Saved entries
◇ ◇ ◇

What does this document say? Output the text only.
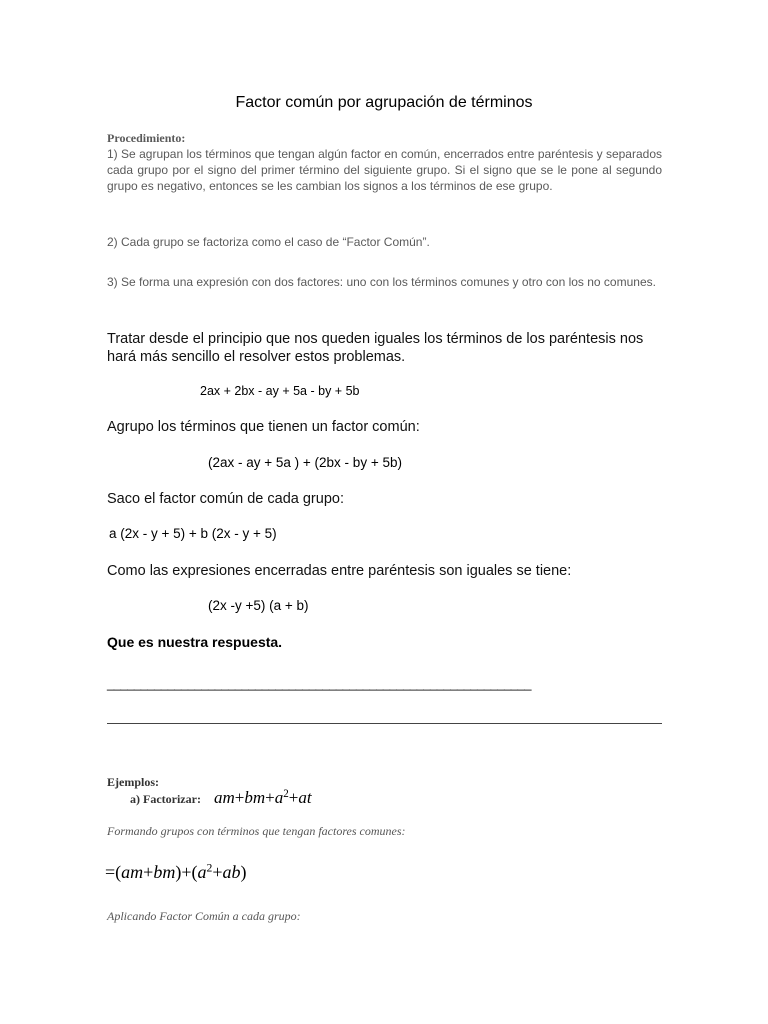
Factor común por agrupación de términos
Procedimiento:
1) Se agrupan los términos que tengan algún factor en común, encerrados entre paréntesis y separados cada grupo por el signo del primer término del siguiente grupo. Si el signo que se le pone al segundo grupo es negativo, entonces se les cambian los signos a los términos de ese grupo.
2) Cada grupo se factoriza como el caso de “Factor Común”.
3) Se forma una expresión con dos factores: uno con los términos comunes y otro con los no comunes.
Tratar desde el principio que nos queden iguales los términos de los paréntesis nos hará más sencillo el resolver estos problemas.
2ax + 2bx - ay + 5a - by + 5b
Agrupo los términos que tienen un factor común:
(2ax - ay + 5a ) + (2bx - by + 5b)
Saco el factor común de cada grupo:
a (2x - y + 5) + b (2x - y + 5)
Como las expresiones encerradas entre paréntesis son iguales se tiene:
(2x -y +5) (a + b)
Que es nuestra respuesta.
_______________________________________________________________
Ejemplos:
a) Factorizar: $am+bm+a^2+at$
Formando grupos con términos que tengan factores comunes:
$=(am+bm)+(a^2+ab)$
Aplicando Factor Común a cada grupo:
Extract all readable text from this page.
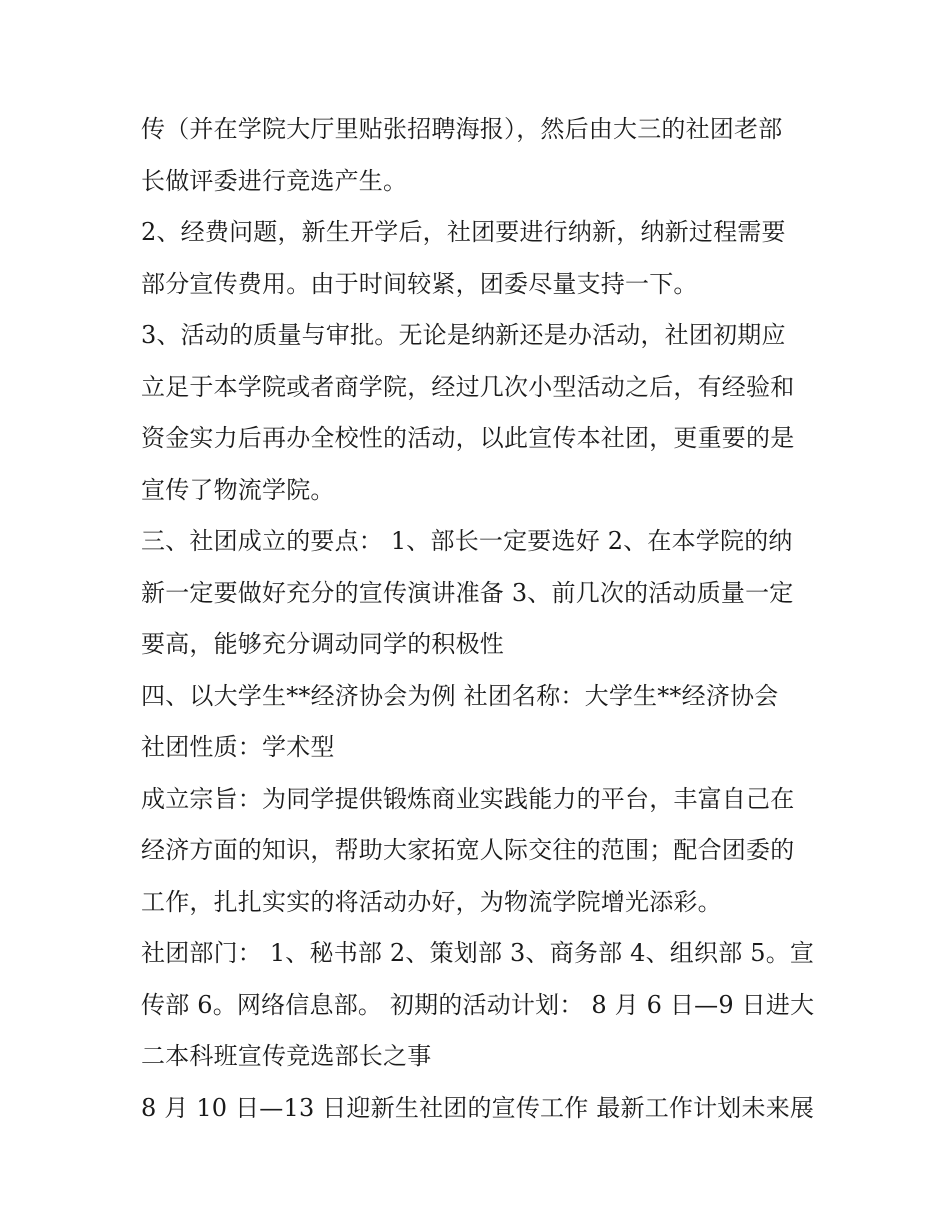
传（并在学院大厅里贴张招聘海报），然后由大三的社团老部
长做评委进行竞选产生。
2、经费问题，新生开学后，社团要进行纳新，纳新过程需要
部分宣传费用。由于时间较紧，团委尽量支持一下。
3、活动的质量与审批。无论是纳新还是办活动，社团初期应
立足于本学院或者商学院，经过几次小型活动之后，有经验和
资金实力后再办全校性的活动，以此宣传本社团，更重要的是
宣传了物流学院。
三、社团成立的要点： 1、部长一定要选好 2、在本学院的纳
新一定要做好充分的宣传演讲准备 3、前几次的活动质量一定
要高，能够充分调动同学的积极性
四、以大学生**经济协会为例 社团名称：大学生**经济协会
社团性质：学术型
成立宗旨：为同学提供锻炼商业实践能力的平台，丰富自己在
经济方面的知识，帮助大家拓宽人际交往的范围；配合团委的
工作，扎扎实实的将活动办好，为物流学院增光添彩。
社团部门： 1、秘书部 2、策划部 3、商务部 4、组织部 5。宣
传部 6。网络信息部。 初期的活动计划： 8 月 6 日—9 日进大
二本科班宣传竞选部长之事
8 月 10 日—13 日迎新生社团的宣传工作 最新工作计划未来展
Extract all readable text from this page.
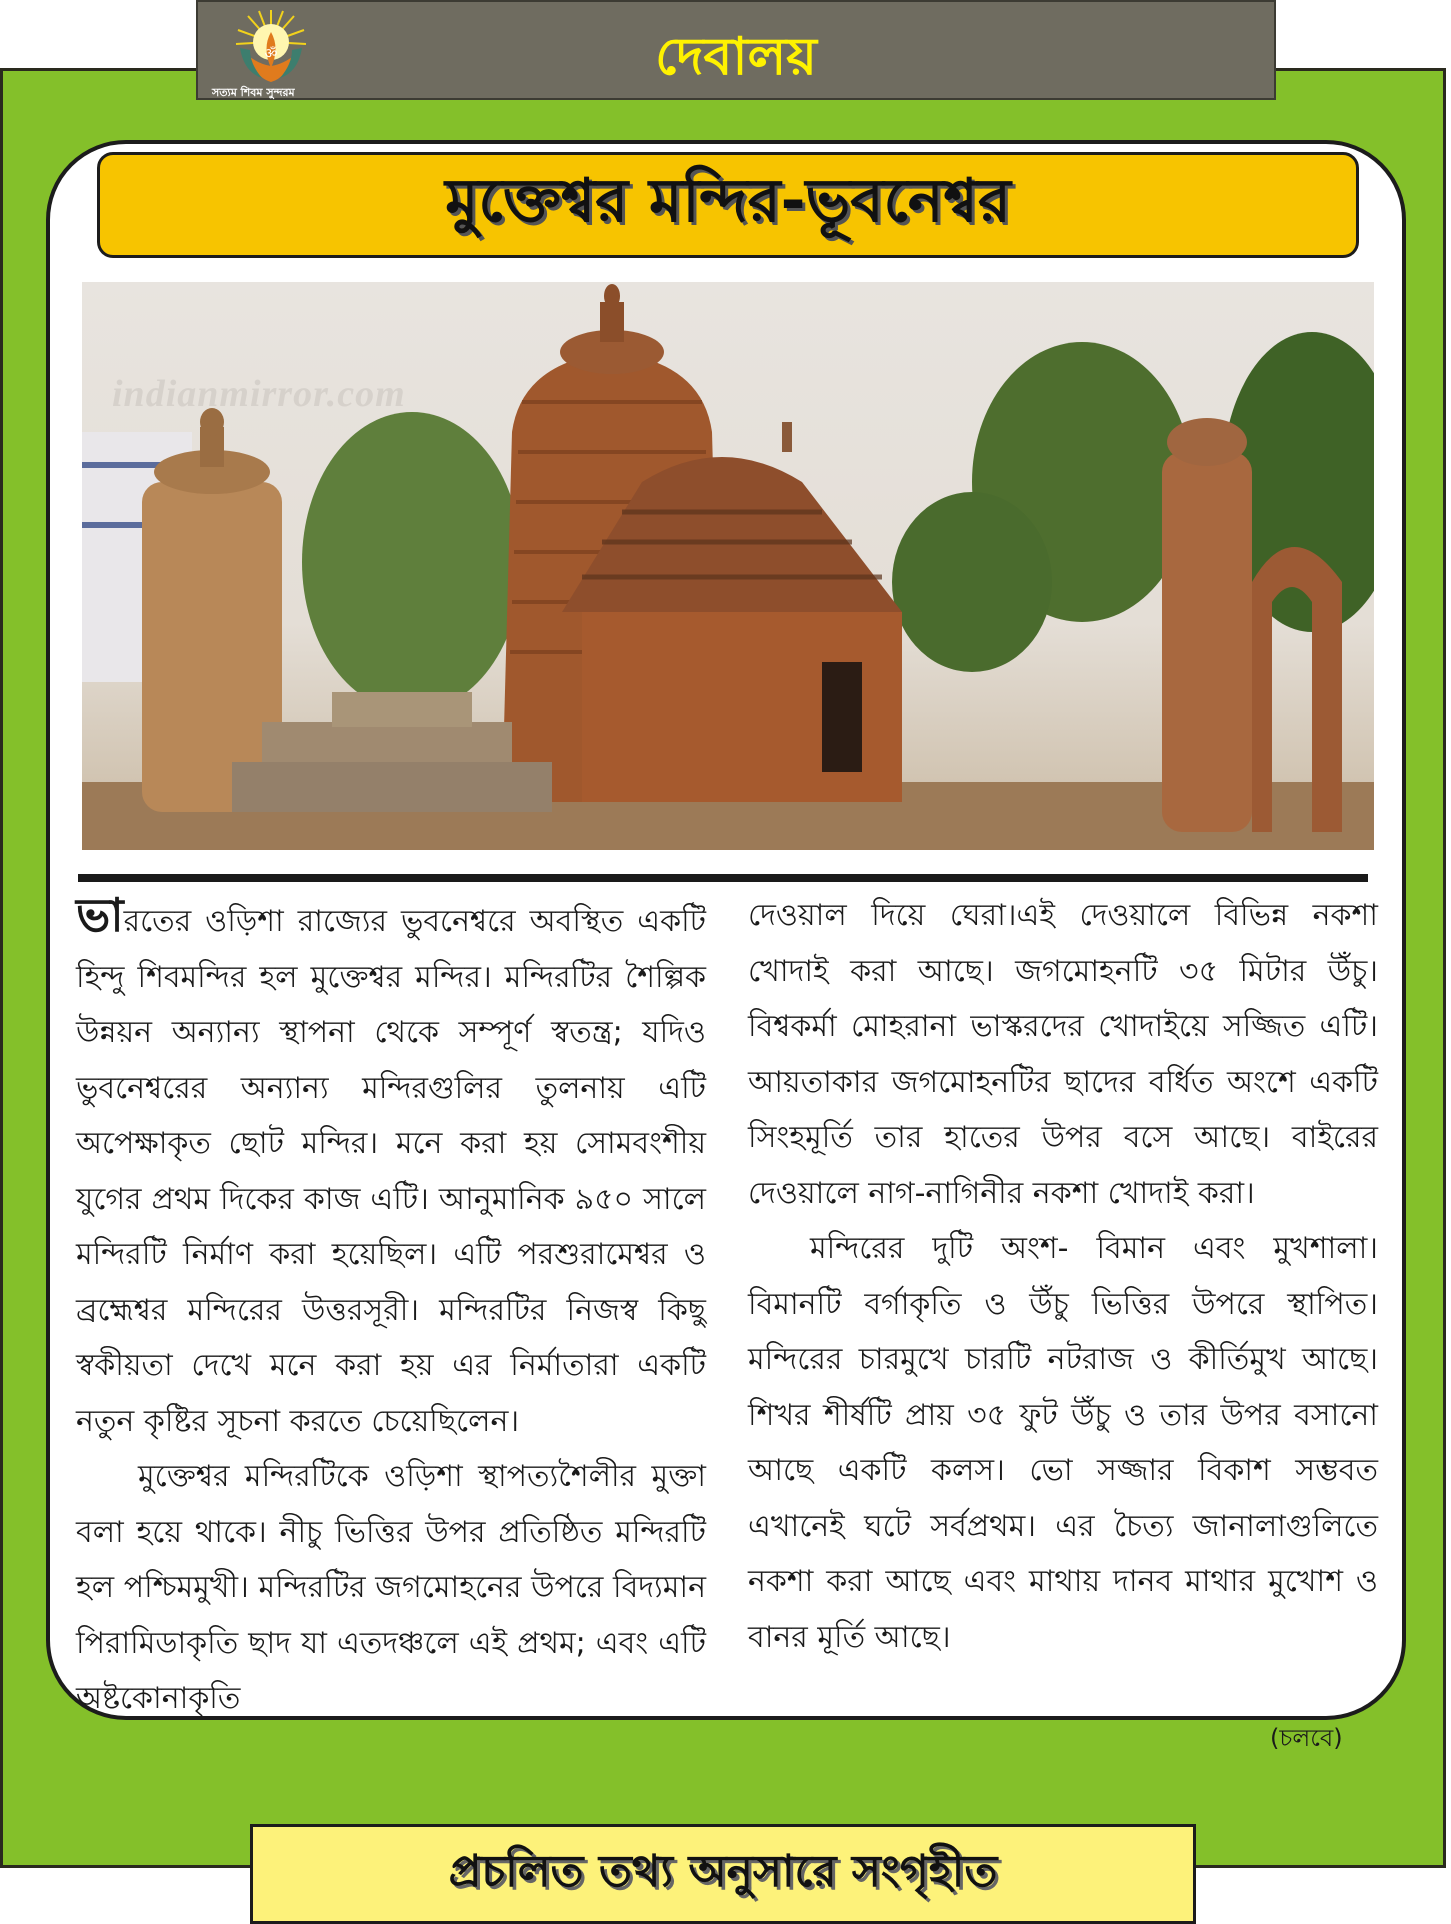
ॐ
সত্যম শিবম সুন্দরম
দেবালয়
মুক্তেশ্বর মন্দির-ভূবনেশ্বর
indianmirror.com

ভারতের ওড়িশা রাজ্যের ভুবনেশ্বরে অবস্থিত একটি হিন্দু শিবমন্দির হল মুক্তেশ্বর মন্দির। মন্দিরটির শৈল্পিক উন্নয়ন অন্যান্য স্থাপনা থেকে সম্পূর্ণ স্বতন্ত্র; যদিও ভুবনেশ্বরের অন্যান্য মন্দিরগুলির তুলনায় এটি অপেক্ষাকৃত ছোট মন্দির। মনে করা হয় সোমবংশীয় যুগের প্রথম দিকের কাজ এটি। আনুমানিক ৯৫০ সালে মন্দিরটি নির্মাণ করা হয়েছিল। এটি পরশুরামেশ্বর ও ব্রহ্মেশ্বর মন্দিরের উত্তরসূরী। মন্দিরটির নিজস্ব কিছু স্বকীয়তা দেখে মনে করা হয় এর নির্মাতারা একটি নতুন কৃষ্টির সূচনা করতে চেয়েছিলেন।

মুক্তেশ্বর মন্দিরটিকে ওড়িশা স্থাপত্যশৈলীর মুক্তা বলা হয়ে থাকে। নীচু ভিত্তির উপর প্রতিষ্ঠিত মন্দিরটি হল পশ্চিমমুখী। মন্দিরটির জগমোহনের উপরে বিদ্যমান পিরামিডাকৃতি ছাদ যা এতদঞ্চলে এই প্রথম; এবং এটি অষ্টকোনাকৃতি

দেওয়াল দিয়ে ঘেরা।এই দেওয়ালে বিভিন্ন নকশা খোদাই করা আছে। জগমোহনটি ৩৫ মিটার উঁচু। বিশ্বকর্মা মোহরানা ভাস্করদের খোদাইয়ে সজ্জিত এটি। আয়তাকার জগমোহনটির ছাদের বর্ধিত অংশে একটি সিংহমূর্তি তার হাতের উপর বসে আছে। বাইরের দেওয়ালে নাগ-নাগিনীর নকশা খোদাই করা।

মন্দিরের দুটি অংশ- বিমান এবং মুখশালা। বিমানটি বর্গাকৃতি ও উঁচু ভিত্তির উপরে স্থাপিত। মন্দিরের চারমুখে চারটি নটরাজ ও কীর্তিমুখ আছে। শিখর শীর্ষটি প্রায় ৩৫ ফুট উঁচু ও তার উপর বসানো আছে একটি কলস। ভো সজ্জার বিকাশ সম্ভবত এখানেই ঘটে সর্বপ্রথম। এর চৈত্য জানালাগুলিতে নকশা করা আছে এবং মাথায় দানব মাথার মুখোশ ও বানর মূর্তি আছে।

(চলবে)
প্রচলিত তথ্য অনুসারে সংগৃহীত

◇ ◇ ◇

GOAL: From the data above, count the lines where "entre" occurs and give that figure and nothing else.

SOLVED EXERCISE: 2